### RECORDS FOR THE TASK
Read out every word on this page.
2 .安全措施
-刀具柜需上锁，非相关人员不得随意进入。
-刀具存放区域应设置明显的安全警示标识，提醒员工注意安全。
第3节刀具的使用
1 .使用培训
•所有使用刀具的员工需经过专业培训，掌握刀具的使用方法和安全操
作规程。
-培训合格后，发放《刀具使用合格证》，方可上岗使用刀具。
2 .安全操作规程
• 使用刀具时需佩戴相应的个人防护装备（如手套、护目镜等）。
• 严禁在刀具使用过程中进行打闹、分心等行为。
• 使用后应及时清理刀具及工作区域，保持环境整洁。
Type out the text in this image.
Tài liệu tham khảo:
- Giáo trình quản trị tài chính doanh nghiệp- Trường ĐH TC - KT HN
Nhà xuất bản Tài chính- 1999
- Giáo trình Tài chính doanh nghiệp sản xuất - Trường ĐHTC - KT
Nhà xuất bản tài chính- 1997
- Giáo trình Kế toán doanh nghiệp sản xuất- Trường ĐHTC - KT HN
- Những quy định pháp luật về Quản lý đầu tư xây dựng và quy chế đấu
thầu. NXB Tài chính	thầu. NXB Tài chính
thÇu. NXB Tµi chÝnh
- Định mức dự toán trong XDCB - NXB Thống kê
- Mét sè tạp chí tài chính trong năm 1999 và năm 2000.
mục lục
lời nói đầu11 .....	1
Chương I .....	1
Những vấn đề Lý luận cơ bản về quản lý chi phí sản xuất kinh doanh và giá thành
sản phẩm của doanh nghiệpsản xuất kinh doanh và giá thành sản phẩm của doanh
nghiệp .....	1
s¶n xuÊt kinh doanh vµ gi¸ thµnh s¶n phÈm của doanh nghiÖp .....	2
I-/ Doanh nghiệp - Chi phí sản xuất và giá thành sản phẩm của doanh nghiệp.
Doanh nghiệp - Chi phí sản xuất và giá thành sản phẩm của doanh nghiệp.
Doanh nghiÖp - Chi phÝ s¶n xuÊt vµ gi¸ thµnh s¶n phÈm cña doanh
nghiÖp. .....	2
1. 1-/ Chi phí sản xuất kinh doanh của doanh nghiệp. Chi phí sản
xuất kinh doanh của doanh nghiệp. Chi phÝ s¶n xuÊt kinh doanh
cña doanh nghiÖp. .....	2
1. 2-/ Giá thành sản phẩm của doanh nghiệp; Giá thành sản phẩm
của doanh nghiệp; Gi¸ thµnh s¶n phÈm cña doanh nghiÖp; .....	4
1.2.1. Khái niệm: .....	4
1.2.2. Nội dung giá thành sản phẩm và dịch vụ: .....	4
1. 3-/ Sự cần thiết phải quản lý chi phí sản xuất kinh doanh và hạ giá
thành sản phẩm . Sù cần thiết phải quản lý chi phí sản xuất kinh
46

### EXERCISE DESCRIPTION
Give back all the records exactly as they stand.

### ANSWER TO THIS PROBLEM
Read out every word on this page.
2 .安全措施
-刀具柜需上锁，非相关人员不得随意进入。
-刀具存放区域应设置明显的安全警示标识，提醒员工注意安全。
第3节刀具的使用
1 .使用培训
•所有使用刀具的员工需经过专业培训，掌握刀具的使用方法和安全操
作规程。
-培训合格后，发放《刀具使用合格证》，方可上岗使用刀具。
2 .安全操作规程
• 使用刀具时需佩戴相应的个人防护装备（如手套、护目镜等）。
• 严禁在刀具使用过程中进行打闹、分心等行为。
• 使用后应及时清理刀具及工作区域，保持环境整洁。
Type out the text in this image.
Tài liệu tham khảo:
- Giáo trình quản trị tài chính doanh nghiệp- Trường ĐH TC - KT HN
Nhà xuất bản Tài chính- 1999
- Giáo trình Tài chính doanh nghiệp sản xuất - Trường ĐHTC - KT
Nhà xuất bản tài chính- 1997
- Giáo trình Kế toán doanh nghiệp sản xuất- Trường ĐHTC - KT HN
- Những quy định pháp luật về Quản lý đầu tư xây dựng và quy chế đấu
thầu. NXB Tài chính	thầu. NXB Tài chính
thÇu. NXB Tµi chÝnh
- Định mức dự toán trong XDCB - NXB Thống kê
- Mét sè tạp chí tài chính trong năm 1999 và năm 2000.
mục lục
lời nói đầu11 .....	1
Chương I .....	1
Những vấn đề Lý luận cơ bản về quản lý chi phí sản xuất kinh doanh và giá thành
sản phẩm của doanh nghiệpsản xuất kinh doanh và giá thành sản phẩm của doanh
nghiệp .....	1
s¶n xuÊt kinh doanh vµ gi¸ thµnh s¶n phÈm của doanh nghiÖp .....	2
I-/ Doanh nghiệp - Chi phí sản xuất và giá thành sản phẩm của doanh nghiệp.
Doanh nghiệp - Chi phí sản xuất và giá thành sản phẩm của doanh nghiệp.
Doanh nghiÖp - Chi phÝ s¶n xuÊt vµ gi¸ thµnh s¶n phÈm cña doanh
nghiÖp. .....	2
1. 1-/ Chi phí sản xuất kinh doanh của doanh nghiệp. Chi phí sản
xuất kinh doanh của doanh nghiệp. Chi phÝ s¶n xuÊt kinh doanh
cña doanh nghiÖp. .....	2
1. 2-/ Giá thành sản phẩm của doanh nghiệp; Giá thành sản phẩm
của doanh nghiệp; Gi¸ thµnh s¶n phÈm cña doanh nghiÖp; .....	4
1.2.1. Khái niệm: .....	4
1.2.2. Nội dung giá thành sản phẩm và dịch vụ: .....	4
1. 3-/ Sự cần thiết phải quản lý chi phí sản xuất kinh doanh và hạ giá
thành sản phẩm . Sù cần thiết phải quản lý chi phí sản xuất kinh
46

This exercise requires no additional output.